Written problem –
Below are some records; reproduce every one of them exactly.

Entries supplied –
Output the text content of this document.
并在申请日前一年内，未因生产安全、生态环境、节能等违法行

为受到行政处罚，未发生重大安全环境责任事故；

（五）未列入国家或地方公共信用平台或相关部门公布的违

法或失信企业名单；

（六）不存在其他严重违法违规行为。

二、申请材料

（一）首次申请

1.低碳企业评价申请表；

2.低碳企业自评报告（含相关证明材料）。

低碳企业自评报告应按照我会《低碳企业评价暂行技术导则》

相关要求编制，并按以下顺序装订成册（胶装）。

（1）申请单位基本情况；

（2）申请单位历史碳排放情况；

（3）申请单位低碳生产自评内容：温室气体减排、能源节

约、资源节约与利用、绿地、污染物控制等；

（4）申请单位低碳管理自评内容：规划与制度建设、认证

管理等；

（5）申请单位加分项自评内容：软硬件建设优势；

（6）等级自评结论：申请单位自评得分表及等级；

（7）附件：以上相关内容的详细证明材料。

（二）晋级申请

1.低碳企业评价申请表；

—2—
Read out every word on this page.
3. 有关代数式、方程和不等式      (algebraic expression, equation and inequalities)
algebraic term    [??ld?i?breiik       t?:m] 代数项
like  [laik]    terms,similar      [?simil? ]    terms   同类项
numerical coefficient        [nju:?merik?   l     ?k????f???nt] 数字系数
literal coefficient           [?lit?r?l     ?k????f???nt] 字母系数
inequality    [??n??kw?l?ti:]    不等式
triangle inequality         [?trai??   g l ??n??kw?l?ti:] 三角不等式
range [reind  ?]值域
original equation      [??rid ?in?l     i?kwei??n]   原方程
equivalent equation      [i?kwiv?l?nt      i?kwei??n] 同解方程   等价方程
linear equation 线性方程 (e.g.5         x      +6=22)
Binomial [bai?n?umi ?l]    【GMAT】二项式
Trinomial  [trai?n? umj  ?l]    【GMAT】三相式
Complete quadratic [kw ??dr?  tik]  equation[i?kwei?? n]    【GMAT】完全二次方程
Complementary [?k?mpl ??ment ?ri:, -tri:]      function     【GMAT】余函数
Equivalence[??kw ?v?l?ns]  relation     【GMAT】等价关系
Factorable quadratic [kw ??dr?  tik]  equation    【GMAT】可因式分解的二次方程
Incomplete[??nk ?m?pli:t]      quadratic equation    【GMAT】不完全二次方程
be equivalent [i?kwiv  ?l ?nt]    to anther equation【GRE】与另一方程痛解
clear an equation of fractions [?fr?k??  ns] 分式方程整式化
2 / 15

Task output –
Output the text content of this document.
并在申请日前一年内，未因生产安全、生态环境、节能等违法行

为受到行政处罚，未发生重大安全环境责任事故；

（五）未列入国家或地方公共信用平台或相关部门公布的违

法或失信企业名单；

（六）不存在其他严重违法违规行为。

二、申请材料

（一）首次申请

1.低碳企业评价申请表；

2.低碳企业自评报告（含相关证明材料）。

低碳企业自评报告应按照我会《低碳企业评价暂行技术导则》

相关要求编制，并按以下顺序装订成册（胶装）。

（1）申请单位基本情况；

（2）申请单位历史碳排放情况；

（3）申请单位低碳生产自评内容：温室气体减排、能源节

约、资源节约与利用、绿地、污染物控制等；

（4）申请单位低碳管理自评内容：规划与制度建设、认证

管理等；

（5）申请单位加分项自评内容：软硬件建设优势；

（6）等级自评结论：申请单位自评得分表及等级；

（7）附件：以上相关内容的详细证明材料。

（二）晋级申请

1.低碳企业评价申请表；

—2—
Read out every word on this page.
3. 有关代数式、方程和不等式      (algebraic expression, equation and inequalities)
algebraic term    [??ld?i?breiik       t?:m] 代数项
like  [laik]    terms,similar      [?simil? ]    terms   同类项
numerical coefficient        [nju:?merik?   l     ?k????f???nt] 数字系数
literal coefficient           [?lit?r?l     ?k????f???nt] 字母系数
inequality    [??n??kw?l?ti:]    不等式
triangle inequality         [?trai??   g l ??n??kw?l?ti:] 三角不等式
range [reind  ?]值域
original equation      [??rid ?in?l     i?kwei??n]   原方程
equivalent equation      [i?kwiv?l?nt      i?kwei??n] 同解方程   等价方程
linear equation 线性方程 (e.g.5         x      +6=22)
Binomial [bai?n?umi ?l]    【GMAT】二项式
Trinomial  [trai?n? umj  ?l]    【GMAT】三相式
Complete quadratic [kw ??dr?  tik]  equation[i?kwei?? n]    【GMAT】完全二次方程
Complementary [?k?mpl ??ment ?ri:, -tri:]      function     【GMAT】余函数
Equivalence[??kw ?v?l?ns]  relation     【GMAT】等价关系
Factorable quadratic [kw ??dr?  tik]  equation    【GMAT】可因式分解的二次方程
Incomplete[??nk ?m?pli:t]      quadratic equation    【GMAT】不完全二次方程
be equivalent [i?kwiv  ?l ?nt]    to anther equation【GRE】与另一方程痛解
clear an equation of fractions [?fr?k??  ns] 分式方程整式化
2 / 15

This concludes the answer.